Written problem | Copy each line below that includes "stacked".

Exercise data |
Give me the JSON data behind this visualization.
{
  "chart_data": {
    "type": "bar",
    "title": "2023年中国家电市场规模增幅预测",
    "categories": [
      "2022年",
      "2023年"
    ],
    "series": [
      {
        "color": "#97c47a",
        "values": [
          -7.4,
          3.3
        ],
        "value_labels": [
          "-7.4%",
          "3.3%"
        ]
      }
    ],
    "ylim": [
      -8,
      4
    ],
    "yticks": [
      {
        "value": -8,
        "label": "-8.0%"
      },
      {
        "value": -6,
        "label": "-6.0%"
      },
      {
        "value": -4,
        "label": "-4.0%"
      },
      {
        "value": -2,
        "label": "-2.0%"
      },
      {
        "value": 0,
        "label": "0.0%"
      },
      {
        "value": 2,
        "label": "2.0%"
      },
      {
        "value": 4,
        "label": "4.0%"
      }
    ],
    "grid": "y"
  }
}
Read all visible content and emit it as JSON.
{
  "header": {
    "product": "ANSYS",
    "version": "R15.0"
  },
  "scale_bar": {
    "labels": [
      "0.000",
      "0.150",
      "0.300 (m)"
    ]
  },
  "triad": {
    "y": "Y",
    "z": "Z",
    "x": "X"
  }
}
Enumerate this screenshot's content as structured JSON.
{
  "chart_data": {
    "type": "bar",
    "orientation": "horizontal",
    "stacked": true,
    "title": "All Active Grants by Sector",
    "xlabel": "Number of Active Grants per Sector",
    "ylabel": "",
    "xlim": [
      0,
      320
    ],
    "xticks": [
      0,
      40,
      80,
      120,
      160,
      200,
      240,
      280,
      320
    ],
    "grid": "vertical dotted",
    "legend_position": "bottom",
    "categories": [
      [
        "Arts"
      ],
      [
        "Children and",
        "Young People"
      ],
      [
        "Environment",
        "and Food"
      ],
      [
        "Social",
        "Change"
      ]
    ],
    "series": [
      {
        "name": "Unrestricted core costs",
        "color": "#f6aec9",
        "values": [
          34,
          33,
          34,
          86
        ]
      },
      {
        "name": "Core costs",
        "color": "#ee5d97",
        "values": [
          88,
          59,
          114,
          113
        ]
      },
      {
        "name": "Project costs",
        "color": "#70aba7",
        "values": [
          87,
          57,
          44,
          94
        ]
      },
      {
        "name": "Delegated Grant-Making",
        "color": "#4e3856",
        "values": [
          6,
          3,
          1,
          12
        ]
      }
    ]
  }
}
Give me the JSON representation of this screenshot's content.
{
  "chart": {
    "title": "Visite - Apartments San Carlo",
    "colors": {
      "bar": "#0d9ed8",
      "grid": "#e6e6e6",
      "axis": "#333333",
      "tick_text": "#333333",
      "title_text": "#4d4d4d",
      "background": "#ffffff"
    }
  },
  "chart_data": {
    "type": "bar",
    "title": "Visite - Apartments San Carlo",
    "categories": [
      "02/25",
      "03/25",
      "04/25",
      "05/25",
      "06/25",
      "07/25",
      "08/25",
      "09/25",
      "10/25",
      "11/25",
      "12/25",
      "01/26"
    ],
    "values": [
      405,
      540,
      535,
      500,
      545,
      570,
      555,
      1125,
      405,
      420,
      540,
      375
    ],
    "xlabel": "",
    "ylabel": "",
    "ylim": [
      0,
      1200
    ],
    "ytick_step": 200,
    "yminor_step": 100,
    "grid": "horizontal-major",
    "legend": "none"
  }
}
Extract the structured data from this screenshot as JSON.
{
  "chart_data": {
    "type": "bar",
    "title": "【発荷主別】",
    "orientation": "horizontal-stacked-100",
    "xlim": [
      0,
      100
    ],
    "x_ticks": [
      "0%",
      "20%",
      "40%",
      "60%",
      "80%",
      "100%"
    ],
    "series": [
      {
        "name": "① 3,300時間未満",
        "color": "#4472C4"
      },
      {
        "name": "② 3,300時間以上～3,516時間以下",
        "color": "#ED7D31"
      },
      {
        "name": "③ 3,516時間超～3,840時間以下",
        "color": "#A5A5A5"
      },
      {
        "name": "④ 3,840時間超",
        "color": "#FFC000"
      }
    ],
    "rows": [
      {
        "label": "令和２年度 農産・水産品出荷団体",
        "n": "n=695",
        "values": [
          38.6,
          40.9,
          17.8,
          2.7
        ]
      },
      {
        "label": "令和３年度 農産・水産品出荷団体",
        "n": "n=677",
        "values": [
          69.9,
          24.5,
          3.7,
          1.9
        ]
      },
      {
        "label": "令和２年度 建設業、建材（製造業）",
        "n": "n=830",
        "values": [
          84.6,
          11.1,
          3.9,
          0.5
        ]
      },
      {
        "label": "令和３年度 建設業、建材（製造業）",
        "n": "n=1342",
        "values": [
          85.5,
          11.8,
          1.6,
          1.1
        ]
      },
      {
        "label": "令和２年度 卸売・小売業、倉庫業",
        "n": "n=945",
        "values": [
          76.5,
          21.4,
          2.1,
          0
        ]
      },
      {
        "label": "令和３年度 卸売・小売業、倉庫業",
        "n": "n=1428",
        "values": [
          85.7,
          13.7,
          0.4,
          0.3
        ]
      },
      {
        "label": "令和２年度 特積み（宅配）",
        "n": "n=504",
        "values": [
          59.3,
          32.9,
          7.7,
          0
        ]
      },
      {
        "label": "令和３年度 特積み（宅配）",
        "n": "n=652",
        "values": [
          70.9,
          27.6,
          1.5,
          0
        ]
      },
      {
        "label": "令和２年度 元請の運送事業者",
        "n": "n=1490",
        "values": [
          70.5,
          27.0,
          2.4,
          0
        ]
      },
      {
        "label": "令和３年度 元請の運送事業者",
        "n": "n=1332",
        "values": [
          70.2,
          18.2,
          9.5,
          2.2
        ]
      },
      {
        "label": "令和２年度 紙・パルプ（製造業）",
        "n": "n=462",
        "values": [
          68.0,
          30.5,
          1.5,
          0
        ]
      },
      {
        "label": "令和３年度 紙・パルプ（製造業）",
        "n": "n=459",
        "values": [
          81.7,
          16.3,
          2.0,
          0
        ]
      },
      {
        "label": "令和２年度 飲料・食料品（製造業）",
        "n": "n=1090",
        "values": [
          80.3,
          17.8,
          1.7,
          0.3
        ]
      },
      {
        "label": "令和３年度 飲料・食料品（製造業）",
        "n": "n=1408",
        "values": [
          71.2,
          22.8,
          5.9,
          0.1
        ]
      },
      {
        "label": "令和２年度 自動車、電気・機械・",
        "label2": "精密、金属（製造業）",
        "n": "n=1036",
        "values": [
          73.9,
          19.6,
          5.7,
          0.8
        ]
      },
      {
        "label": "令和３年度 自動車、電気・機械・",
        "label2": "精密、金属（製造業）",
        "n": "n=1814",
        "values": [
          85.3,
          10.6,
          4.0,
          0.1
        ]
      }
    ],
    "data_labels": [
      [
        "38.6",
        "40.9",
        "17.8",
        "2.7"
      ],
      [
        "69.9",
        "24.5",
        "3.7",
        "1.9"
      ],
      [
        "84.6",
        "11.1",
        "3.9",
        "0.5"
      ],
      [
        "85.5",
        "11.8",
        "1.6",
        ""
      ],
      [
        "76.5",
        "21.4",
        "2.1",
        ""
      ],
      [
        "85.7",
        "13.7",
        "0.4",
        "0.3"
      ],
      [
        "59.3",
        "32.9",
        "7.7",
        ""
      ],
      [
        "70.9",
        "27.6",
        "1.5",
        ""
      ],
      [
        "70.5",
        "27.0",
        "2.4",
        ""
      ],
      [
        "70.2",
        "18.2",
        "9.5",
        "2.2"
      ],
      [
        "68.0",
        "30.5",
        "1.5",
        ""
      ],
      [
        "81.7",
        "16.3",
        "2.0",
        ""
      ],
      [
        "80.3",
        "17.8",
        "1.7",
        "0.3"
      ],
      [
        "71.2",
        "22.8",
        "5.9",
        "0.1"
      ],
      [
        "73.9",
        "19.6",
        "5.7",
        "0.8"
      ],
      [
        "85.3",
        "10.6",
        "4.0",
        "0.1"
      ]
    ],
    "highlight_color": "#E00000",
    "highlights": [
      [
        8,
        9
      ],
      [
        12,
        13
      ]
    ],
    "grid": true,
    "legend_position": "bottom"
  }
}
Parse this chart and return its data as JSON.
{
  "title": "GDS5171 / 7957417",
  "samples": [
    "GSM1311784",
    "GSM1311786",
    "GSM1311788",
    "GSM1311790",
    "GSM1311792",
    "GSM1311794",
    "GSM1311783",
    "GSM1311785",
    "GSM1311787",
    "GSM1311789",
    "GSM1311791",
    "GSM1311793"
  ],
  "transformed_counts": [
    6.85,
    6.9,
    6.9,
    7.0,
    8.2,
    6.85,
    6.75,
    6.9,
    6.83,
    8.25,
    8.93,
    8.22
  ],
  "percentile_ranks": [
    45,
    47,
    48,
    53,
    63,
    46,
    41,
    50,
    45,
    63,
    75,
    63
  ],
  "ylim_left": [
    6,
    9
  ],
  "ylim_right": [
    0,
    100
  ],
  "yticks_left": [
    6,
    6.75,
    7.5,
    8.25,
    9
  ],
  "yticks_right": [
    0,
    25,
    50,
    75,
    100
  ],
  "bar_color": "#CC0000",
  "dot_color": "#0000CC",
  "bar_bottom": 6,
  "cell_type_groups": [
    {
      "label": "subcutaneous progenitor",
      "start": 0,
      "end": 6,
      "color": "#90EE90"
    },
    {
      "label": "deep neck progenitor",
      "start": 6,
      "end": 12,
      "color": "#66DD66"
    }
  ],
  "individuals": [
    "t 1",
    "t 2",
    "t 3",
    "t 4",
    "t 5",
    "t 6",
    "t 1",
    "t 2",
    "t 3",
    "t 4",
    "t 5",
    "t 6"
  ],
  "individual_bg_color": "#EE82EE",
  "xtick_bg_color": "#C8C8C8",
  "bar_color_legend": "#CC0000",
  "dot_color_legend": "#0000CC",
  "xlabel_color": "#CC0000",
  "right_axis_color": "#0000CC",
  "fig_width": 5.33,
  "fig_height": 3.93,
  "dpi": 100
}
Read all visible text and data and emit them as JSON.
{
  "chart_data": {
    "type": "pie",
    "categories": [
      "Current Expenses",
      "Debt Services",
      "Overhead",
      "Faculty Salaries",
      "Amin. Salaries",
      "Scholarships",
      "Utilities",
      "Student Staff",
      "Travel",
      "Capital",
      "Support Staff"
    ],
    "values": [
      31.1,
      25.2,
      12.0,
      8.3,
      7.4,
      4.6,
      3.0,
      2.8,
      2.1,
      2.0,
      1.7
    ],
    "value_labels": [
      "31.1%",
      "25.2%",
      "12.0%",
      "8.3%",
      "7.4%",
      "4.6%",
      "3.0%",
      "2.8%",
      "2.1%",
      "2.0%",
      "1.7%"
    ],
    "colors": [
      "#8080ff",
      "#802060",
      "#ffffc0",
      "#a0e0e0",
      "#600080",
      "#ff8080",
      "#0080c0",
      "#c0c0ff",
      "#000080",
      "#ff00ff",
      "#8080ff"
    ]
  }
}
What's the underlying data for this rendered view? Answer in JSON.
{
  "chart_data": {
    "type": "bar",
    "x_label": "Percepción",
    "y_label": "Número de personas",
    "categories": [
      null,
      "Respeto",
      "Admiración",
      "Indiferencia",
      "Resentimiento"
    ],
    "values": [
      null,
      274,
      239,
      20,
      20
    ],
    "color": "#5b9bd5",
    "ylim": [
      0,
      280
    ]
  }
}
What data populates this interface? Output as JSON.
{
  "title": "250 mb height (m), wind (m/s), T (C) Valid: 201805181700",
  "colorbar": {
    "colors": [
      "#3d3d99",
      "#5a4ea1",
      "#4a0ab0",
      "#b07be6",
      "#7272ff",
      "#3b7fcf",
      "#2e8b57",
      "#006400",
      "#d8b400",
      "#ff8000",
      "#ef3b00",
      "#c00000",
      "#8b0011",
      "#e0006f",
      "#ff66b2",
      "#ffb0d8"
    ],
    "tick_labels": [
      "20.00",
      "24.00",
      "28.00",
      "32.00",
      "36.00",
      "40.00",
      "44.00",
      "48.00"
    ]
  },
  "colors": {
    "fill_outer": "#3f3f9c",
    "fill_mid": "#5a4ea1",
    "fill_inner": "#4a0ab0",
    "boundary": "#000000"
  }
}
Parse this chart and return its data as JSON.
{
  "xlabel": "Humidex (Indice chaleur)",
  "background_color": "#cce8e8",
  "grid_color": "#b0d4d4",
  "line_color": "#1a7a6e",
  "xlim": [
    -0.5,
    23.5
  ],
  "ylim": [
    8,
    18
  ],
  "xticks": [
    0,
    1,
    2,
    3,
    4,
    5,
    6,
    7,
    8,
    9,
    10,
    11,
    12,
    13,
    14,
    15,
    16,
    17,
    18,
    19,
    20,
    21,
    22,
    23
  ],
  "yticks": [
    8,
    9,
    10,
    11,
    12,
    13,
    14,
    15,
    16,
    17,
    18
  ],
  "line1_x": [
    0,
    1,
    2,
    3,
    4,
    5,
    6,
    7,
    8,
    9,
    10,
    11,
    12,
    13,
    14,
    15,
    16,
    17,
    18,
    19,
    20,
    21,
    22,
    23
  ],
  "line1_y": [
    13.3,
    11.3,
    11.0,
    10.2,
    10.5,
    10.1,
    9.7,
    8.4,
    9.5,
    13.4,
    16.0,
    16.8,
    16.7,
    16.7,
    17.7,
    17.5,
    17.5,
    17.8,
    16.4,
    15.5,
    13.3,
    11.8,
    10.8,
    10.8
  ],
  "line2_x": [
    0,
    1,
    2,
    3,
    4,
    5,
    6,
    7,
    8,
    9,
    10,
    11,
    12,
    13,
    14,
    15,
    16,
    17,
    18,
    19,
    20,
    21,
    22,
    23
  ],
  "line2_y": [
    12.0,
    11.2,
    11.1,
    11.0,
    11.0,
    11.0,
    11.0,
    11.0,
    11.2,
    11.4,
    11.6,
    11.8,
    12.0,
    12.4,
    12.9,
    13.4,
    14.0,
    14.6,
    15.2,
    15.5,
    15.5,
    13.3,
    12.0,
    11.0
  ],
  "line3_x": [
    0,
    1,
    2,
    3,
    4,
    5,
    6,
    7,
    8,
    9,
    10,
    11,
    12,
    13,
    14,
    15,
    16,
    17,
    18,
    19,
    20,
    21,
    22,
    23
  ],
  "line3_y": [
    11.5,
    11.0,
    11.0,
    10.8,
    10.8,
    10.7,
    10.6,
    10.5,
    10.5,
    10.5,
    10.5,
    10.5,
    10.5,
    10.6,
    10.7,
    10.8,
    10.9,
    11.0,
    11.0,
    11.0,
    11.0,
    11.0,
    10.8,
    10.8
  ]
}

Expected output |
    "stacked": true,
    "orientation": "horizontal-stacked-100",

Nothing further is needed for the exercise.